▸ **Task description**: Scan the entries and tally the lines that include the string "Upper". Reply with the figure alone.

▸ **Working data**:
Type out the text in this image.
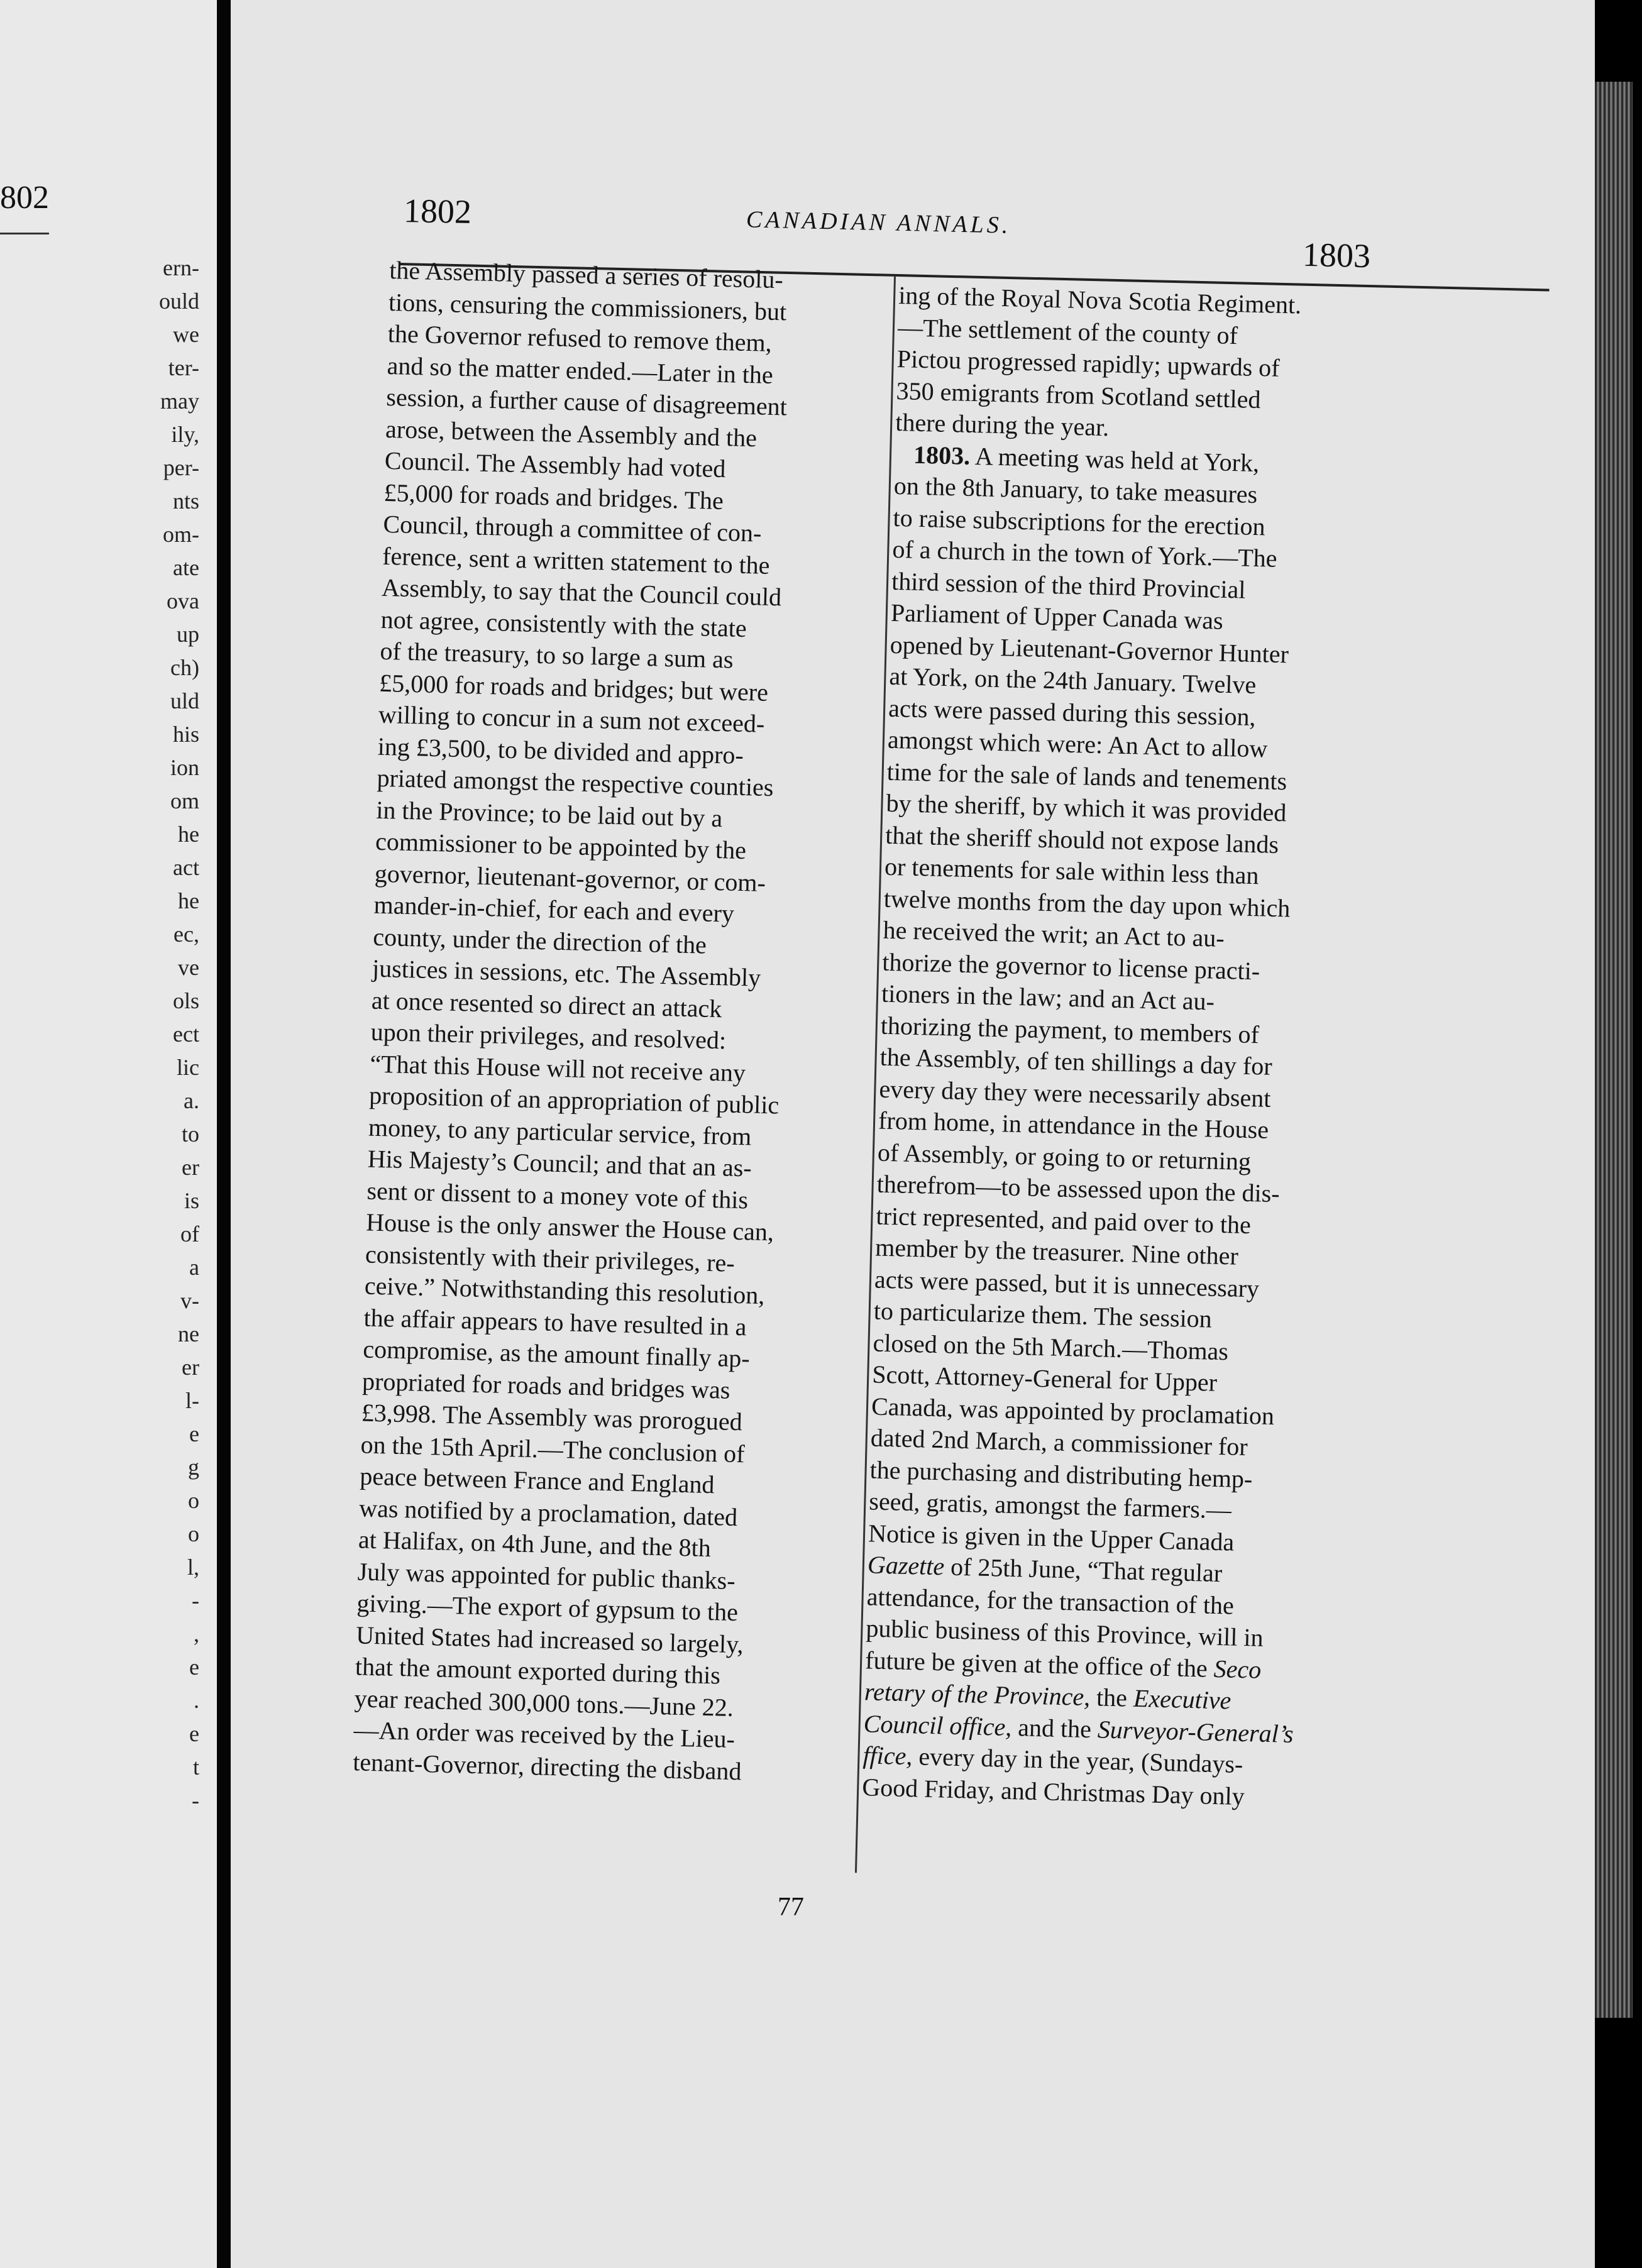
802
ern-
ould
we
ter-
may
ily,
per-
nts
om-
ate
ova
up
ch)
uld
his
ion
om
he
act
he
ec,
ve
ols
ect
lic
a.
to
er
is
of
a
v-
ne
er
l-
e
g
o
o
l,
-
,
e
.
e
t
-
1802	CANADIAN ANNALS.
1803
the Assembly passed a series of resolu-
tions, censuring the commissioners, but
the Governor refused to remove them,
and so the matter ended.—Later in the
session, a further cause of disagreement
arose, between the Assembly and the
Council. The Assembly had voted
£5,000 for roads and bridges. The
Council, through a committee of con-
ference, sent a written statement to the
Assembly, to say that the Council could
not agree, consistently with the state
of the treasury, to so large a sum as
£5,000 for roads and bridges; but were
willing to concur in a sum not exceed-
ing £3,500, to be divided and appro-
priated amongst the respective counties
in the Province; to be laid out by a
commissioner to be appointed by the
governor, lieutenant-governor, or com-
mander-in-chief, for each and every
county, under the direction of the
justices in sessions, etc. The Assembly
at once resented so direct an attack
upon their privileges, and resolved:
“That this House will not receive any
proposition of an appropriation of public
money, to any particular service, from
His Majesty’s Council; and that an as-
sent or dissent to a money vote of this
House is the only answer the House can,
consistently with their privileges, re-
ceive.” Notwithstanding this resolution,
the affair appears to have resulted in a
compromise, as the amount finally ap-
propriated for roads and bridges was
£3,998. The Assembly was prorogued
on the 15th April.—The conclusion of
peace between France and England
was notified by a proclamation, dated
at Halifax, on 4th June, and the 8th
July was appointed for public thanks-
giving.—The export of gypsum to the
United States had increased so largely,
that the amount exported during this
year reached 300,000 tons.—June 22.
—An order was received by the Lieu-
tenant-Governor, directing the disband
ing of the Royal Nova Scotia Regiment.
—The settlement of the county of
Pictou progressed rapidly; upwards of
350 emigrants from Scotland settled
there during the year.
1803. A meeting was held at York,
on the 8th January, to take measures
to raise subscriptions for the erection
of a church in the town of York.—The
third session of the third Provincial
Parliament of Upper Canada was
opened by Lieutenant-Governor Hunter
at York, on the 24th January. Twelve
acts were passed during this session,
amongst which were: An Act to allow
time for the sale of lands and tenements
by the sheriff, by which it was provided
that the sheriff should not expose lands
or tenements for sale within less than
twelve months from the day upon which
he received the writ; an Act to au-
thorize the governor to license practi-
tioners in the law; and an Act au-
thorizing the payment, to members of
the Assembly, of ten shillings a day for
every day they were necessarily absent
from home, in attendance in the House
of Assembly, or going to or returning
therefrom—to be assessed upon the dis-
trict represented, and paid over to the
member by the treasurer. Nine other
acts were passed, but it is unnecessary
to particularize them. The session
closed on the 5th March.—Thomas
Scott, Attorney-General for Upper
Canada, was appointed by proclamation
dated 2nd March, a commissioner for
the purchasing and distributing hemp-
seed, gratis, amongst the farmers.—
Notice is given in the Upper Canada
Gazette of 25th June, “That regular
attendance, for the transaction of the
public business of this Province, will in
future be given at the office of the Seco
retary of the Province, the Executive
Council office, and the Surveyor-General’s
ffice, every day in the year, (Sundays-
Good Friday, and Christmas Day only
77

==

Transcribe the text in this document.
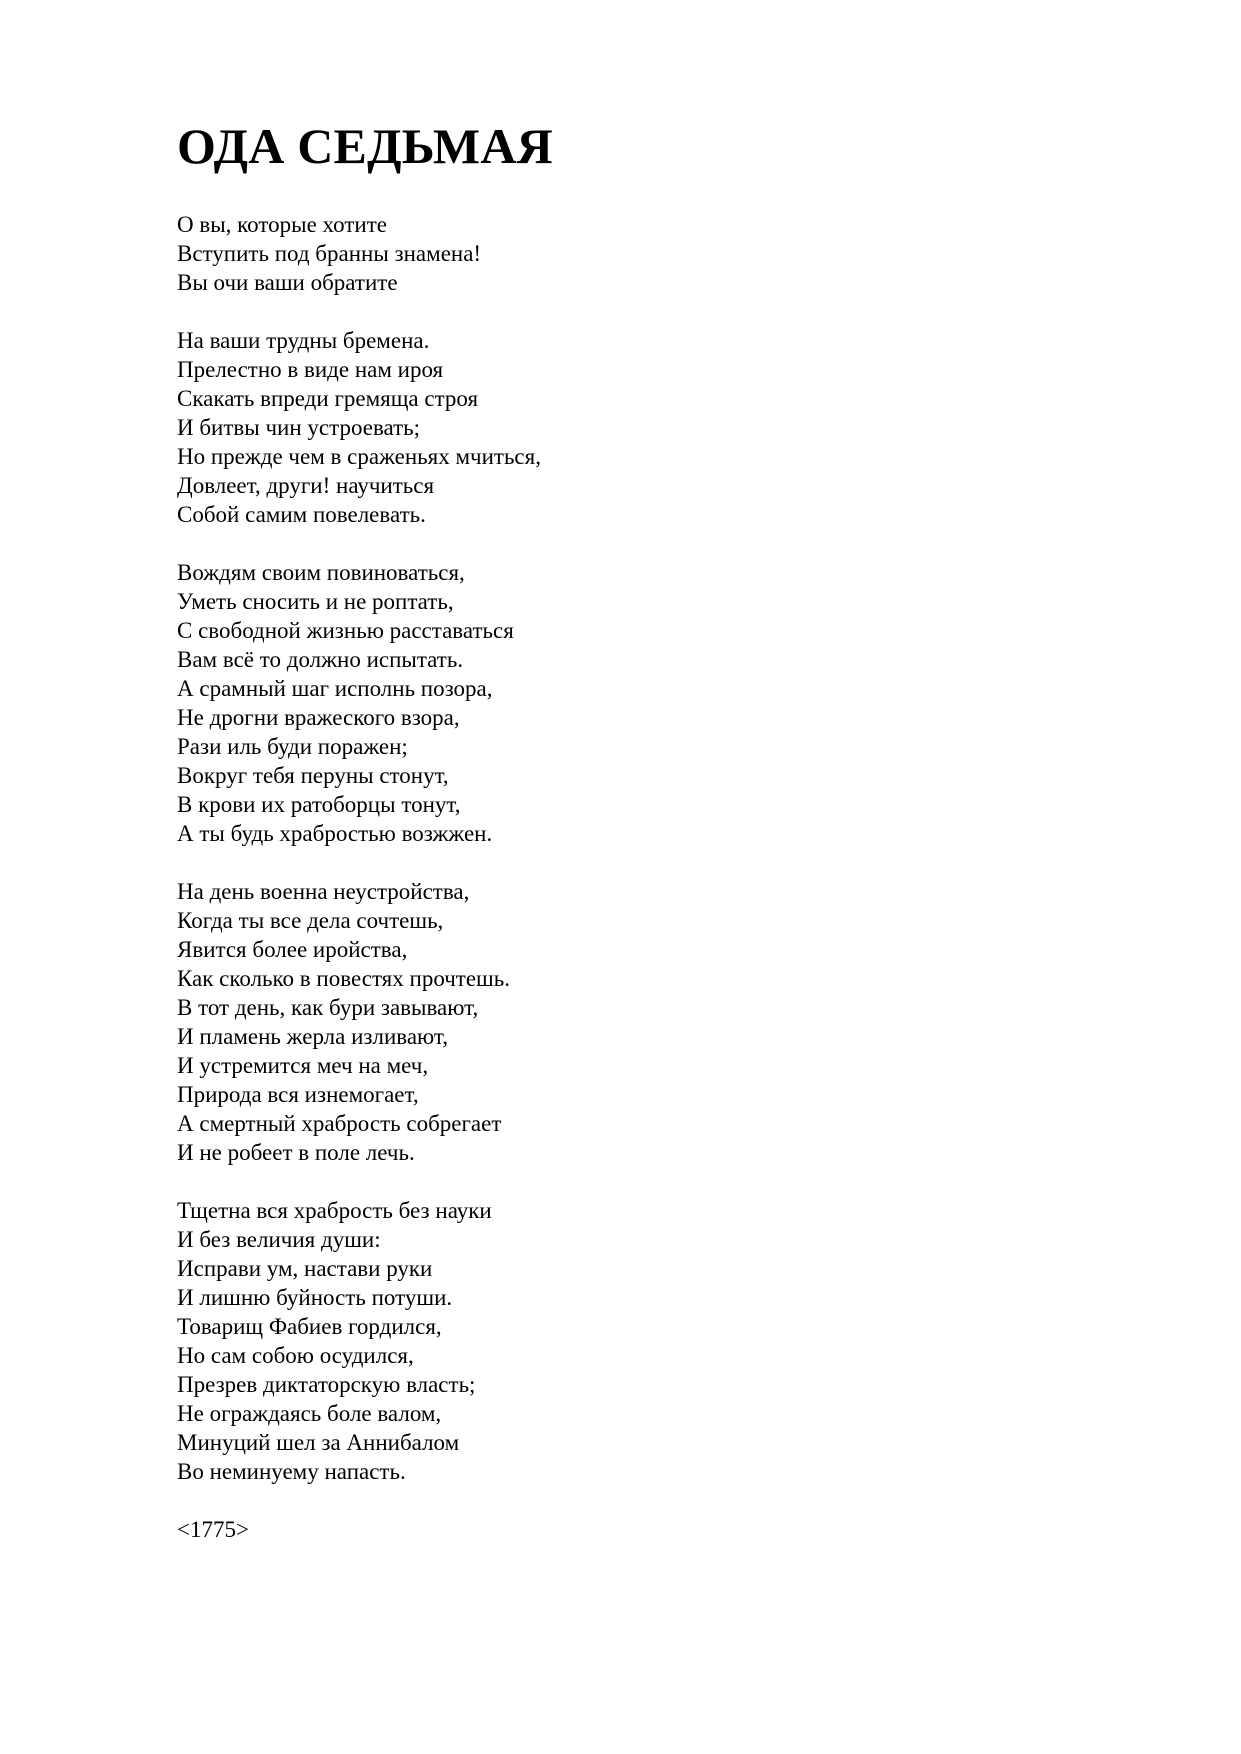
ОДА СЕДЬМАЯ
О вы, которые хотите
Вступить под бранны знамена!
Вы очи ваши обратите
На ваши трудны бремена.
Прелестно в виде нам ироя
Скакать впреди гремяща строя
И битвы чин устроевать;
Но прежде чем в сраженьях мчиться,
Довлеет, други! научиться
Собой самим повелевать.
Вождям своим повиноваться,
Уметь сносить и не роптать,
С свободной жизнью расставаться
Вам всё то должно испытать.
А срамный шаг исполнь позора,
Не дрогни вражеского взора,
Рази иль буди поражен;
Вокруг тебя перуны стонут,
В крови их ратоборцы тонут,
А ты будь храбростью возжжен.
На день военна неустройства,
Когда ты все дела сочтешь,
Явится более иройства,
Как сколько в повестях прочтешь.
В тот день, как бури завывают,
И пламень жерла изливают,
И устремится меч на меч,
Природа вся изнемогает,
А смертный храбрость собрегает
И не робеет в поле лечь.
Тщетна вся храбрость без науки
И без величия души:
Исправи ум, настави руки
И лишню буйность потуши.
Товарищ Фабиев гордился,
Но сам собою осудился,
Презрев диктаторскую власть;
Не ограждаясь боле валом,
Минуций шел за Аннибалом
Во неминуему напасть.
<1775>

▸ **Answer to this problem**: 3